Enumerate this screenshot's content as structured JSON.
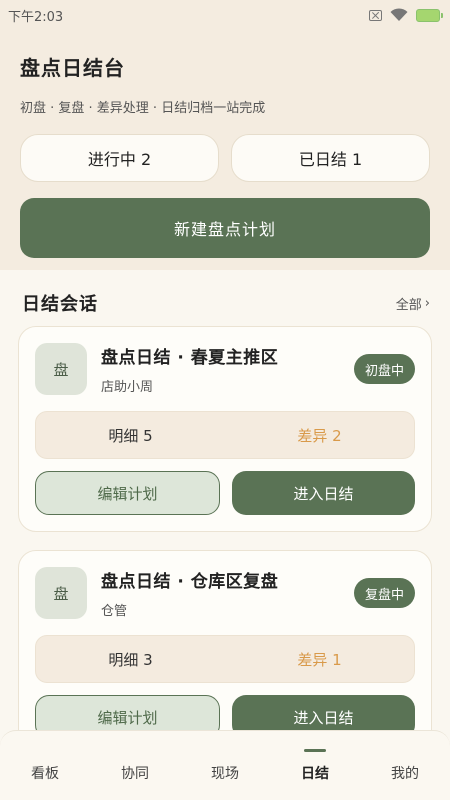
{
  "status_bar": {
    "time": "下午2:03"
  },
  "header": {
    "title": "盘点日结台",
    "subtitle": "初盘 · 复盘 · 差异处理 · 日结归档一站完成",
    "stats": [
      "进行中 2",
      "已日结 1"
    ],
    "new_plan_label": "新建盘点计划"
  },
  "section": {
    "title": "日结会话",
    "more": "全部"
  },
  "cards": [
    {
      "avatar": "盘",
      "title": "盘点日结 · 春夏主推区",
      "owner": "店助小周",
      "status": "初盘中",
      "detail": "明细 5",
      "diff": "差异 2",
      "edit_label": "编辑计划",
      "enter_label": "进入日结"
    },
    {
      "avatar": "盘",
      "title": "盘点日结 · 仓库区复盘",
      "owner": "仓管",
      "status": "复盘中",
      "detail": "明细 3",
      "diff": "差异 1",
      "edit_label": "编辑计划",
      "enter_label": "进入日结"
    }
  ],
  "nav": [
    "看板",
    "协同",
    "现场",
    "日结",
    "我的"
  ],
  "nav_active": "日结",
  "colors": {
    "primary": "#5a7355",
    "diff": "#d99a4a",
    "header_bg": "#f4ece0"
  }
}
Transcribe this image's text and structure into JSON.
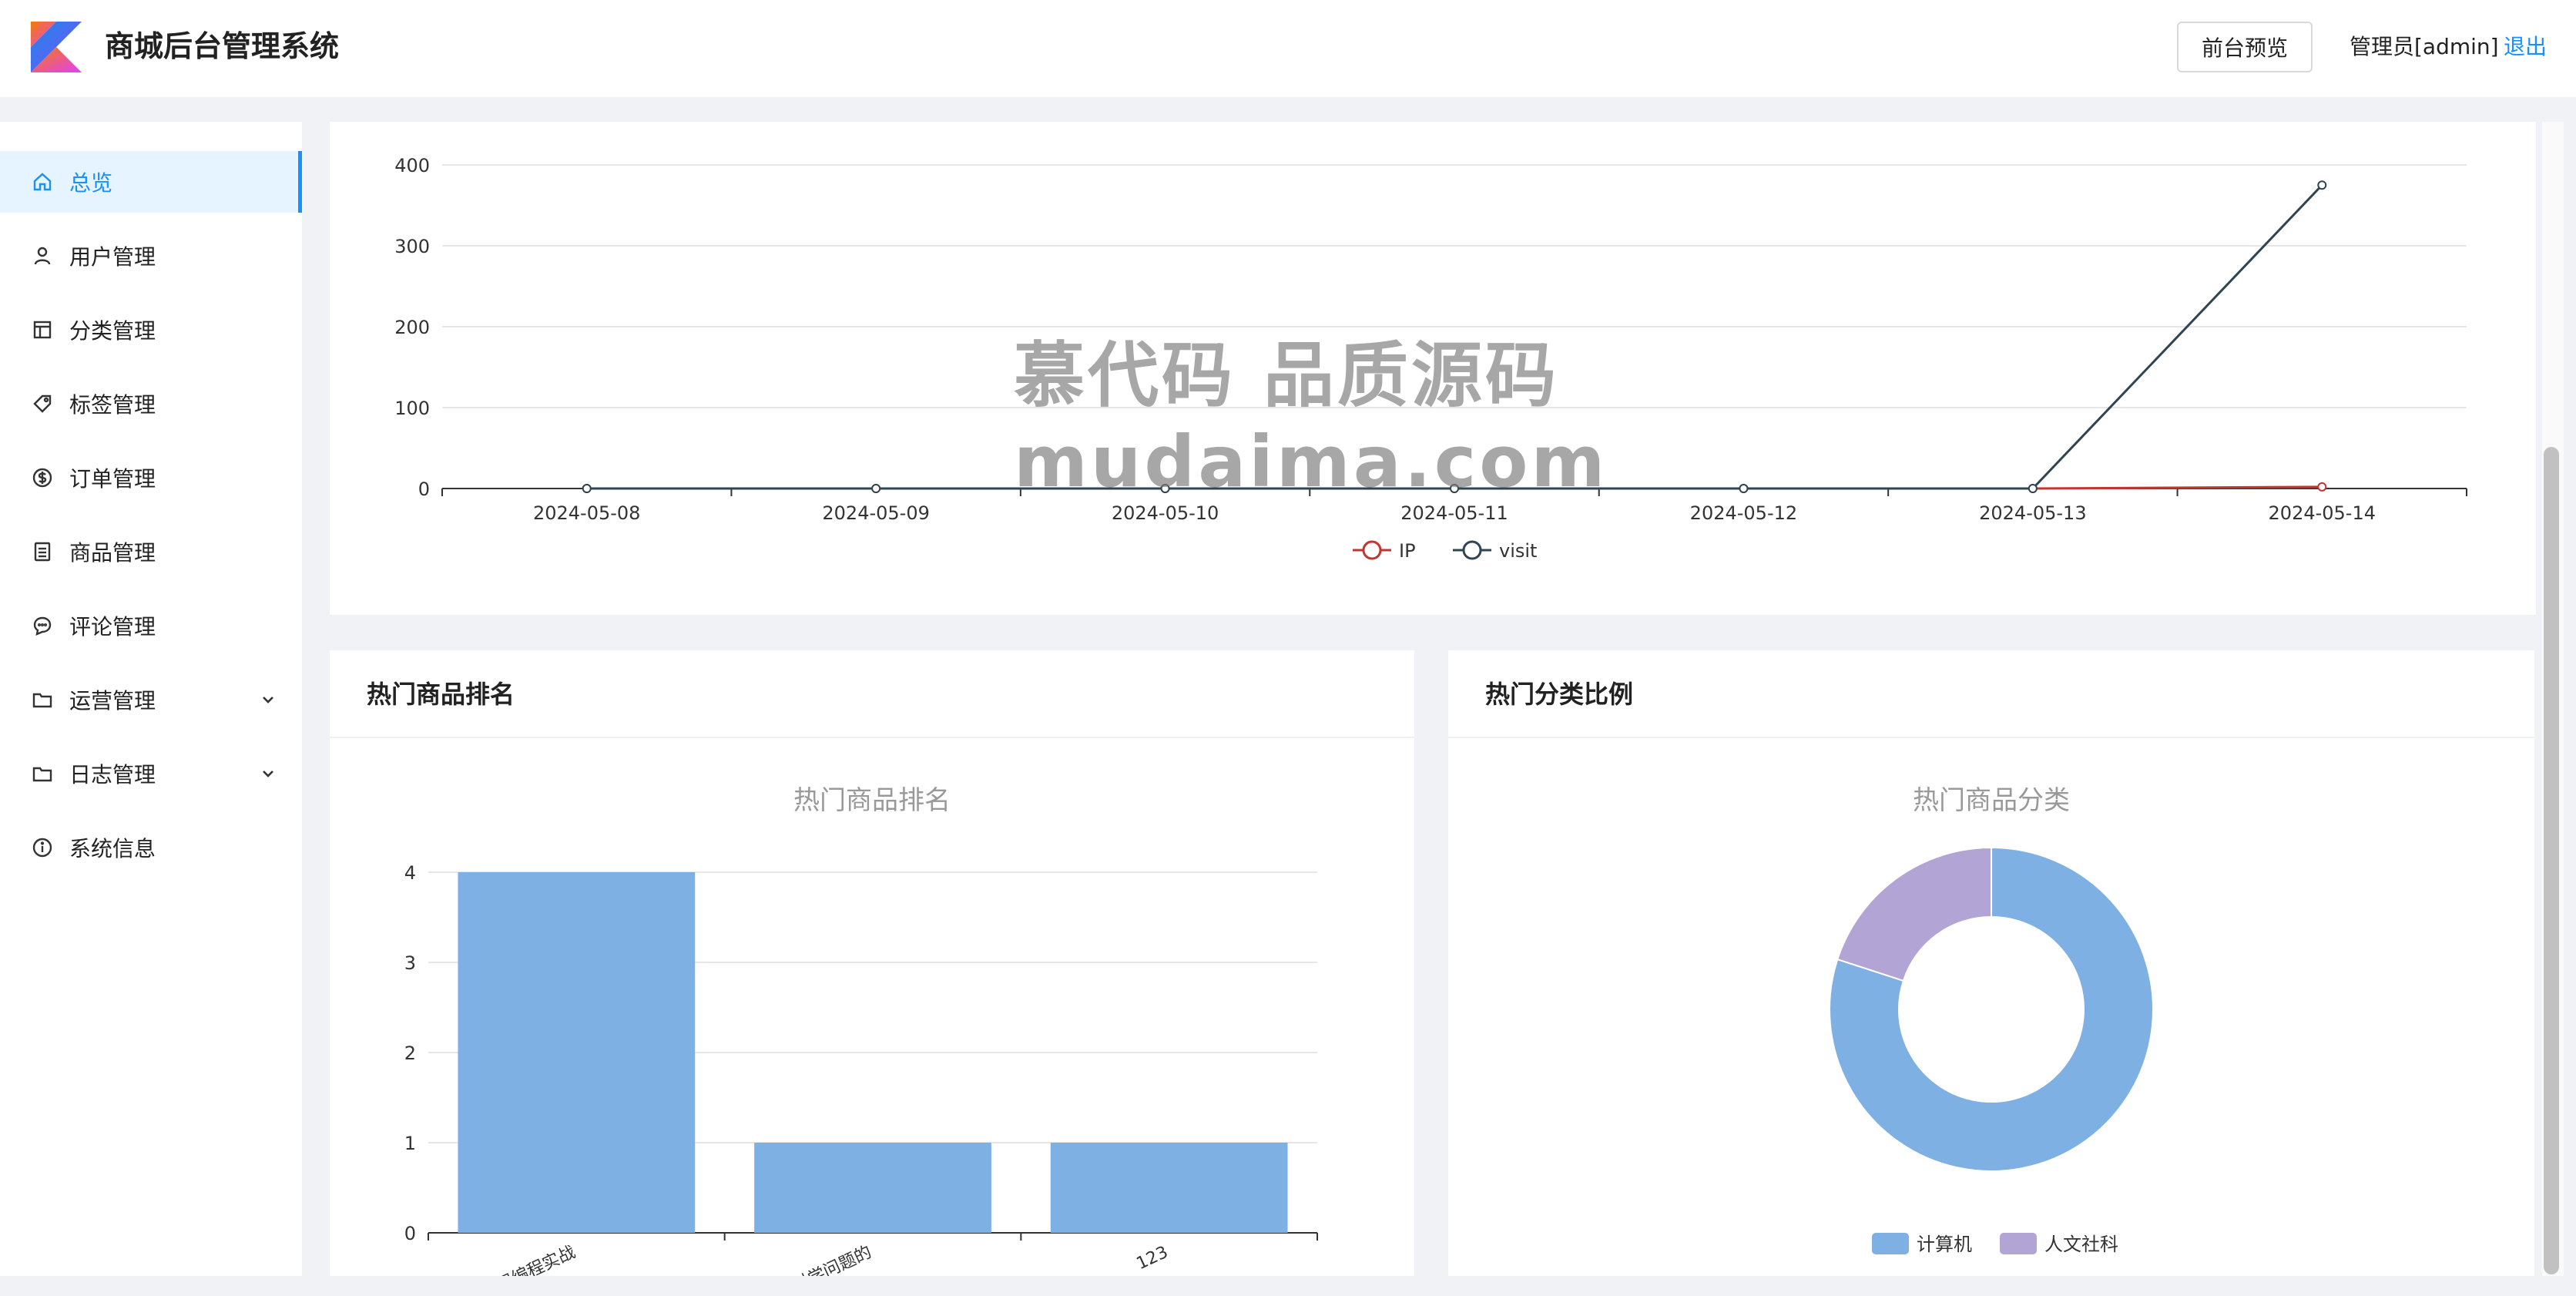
{
  "header": {
    "app_title": "商城后台管理系统",
    "preview_button": "前台预览",
    "admin_label": "管理员[admin]",
    "logout_link": "退出"
  },
  "sidebar": {
    "items": [
      {
        "label": "总览",
        "icon": "home-icon",
        "active": true
      },
      {
        "label": "用户管理",
        "icon": "user-icon"
      },
      {
        "label": "分类管理",
        "icon": "layout-icon"
      },
      {
        "label": "标签管理",
        "icon": "tag-icon"
      },
      {
        "label": "订单管理",
        "icon": "dollar-icon"
      },
      {
        "label": "商品管理",
        "icon": "list-icon"
      },
      {
        "label": "评论管理",
        "icon": "comment-icon"
      },
      {
        "label": "运营管理",
        "icon": "folder-icon",
        "expandable": true
      },
      {
        "label": "日志管理",
        "icon": "folder-icon",
        "expandable": true
      },
      {
        "label": "系统信息",
        "icon": "info-icon"
      }
    ]
  },
  "panels": {
    "hot_products_title": "热门商品排名",
    "hot_categories_title": "热门分类比例"
  },
  "watermark": {
    "line1": "慕代码 品质源码",
    "line2": "mudaima.com"
  },
  "colors": {
    "accent": "#1890ff",
    "ip_series": "#c23531",
    "visit_series": "#2f4554",
    "bar": "#7eb0e4",
    "pie_purple": "#b3a4d6"
  },
  "chart_data": [
    {
      "type": "line",
      "x": [
        "2024-05-08",
        "2024-05-09",
        "2024-05-10",
        "2024-05-11",
        "2024-05-12",
        "2024-05-13",
        "2024-05-14"
      ],
      "series": [
        {
          "name": "IP",
          "values": [
            0,
            0,
            0,
            0,
            0,
            0,
            2
          ]
        },
        {
          "name": "visit",
          "values": [
            0,
            0,
            0,
            0,
            0,
            0,
            375
          ]
        }
      ],
      "yticks": [
        "0",
        "100",
        "200",
        "300",
        "400"
      ],
      "ylim": [
        0,
        400
      ],
      "legend_position": "bottom-center",
      "grid": true
    },
    {
      "type": "bar",
      "title": "热门商品排名",
      "categories": [
        "并发编程实战",
        "的科学问题的",
        "123"
      ],
      "category_labels": [
        "发程编程实战",
        "的科学问题的",
        "123"
      ],
      "values": [
        4,
        1,
        1
      ],
      "yticks": [
        "0",
        "1",
        "2",
        "3",
        "4"
      ],
      "ylim": [
        0,
        4
      ],
      "grid": true
    },
    {
      "type": "pie",
      "title": "热门商品分类",
      "slices": [
        {
          "name": "计算机",
          "value": 4
        },
        {
          "name": "人文社科",
          "value": 1
        }
      ],
      "donut": true,
      "legend_position": "bottom-center"
    }
  ]
}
----
_The problem:_
Scan the material above for the word "JSON". Copy each line where it occurs.

_Response:_
Enumerate this screenshot's content as structured JSON.
Transcribe this image's text and structure into JSON.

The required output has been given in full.